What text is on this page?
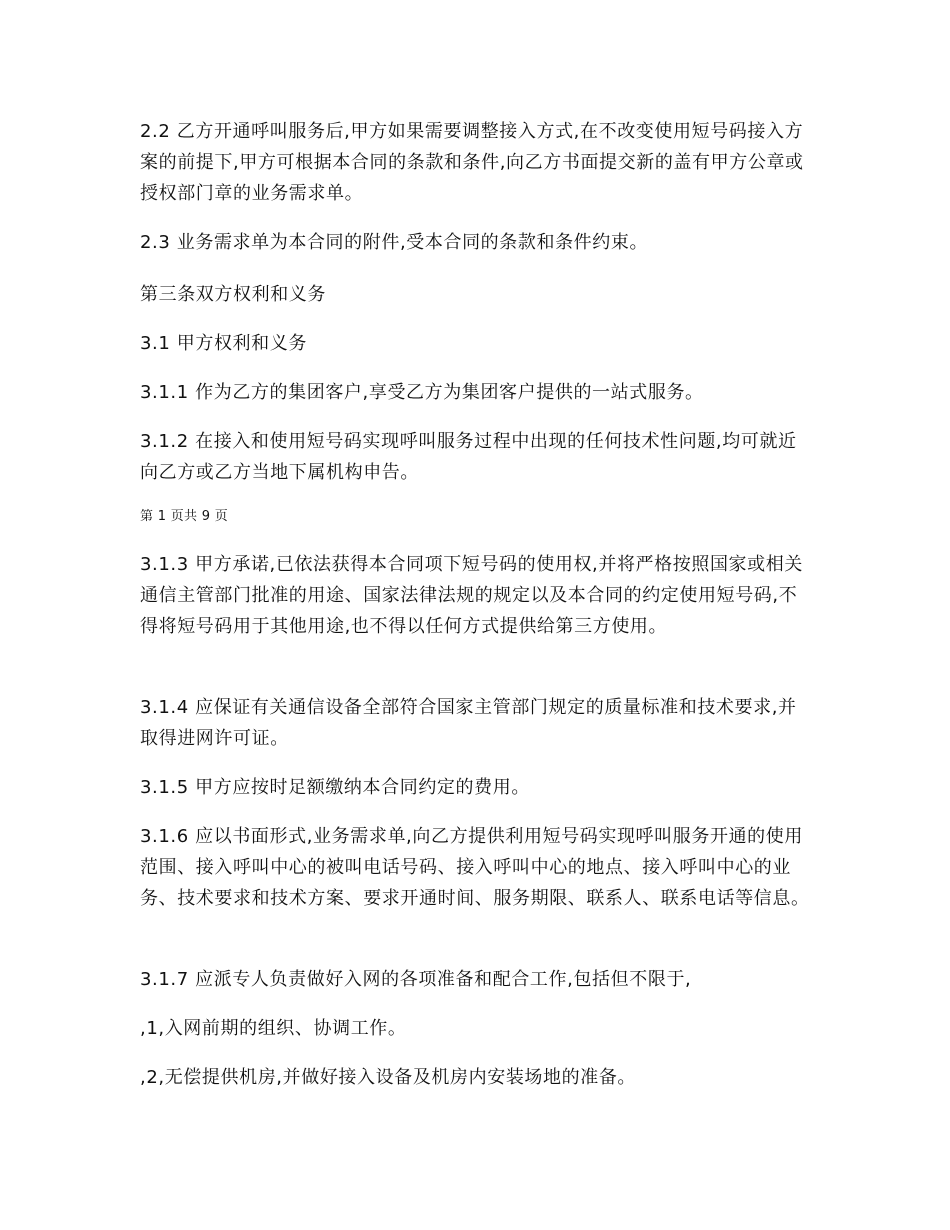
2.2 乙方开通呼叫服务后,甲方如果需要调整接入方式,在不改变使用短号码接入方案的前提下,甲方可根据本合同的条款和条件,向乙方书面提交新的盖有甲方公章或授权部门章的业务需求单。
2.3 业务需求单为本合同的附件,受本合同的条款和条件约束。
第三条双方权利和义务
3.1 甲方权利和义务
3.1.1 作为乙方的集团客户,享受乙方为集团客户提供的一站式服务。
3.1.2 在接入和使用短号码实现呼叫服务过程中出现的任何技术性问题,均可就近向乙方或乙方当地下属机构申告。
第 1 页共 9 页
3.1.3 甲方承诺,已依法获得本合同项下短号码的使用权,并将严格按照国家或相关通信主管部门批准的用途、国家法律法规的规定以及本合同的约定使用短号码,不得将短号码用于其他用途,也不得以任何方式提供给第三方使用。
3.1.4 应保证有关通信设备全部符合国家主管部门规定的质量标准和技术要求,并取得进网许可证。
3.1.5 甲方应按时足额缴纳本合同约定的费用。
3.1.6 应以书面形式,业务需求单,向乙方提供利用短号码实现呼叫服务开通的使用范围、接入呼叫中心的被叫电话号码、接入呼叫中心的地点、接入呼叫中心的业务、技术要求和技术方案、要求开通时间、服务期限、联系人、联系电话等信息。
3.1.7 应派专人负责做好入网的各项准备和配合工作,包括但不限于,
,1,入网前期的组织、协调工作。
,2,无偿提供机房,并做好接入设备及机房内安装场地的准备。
◆ ◆ ◆ ◆
SHORT PROBLEM:
Quote the records above in full, dropping each picture.

FULL SOLUTION:
What text is on this page?
2.2 乙方开通呼叫服务后,甲方如果需要调整接入方式,在不改变使用短号码接入方案的前提下,甲方可根据本合同的条款和条件,向乙方书面提交新的盖有甲方公章或授权部门章的业务需求单。
2.3 业务需求单为本合同的附件,受本合同的条款和条件约束。
第三条双方权利和义务
3.1 甲方权利和义务
3.1.1 作为乙方的集团客户,享受乙方为集团客户提供的一站式服务。
3.1.2 在接入和使用短号码实现呼叫服务过程中出现的任何技术性问题,均可就近向乙方或乙方当地下属机构申告。
第 1 页共 9 页
3.1.3 甲方承诺,已依法获得本合同项下短号码的使用权,并将严格按照国家或相关通信主管部门批准的用途、国家法律法规的规定以及本合同的约定使用短号码,不得将短号码用于其他用途,也不得以任何方式提供给第三方使用。
3.1.4 应保证有关通信设备全部符合国家主管部门规定的质量标准和技术要求,并取得进网许可证。
3.1.5 甲方应按时足额缴纳本合同约定的费用。
3.1.6 应以书面形式,业务需求单,向乙方提供利用短号码实现呼叫服务开通的使用范围、接入呼叫中心的被叫电话号码、接入呼叫中心的地点、接入呼叫中心的业务、技术要求和技术方案、要求开通时间、服务期限、联系人、联系电话等信息。
3.1.7 应派专人负责做好入网的各项准备和配合工作,包括但不限于,
,1,入网前期的组织、协调工作。
,2,无偿提供机房,并做好接入设备及机房内安装场地的准备。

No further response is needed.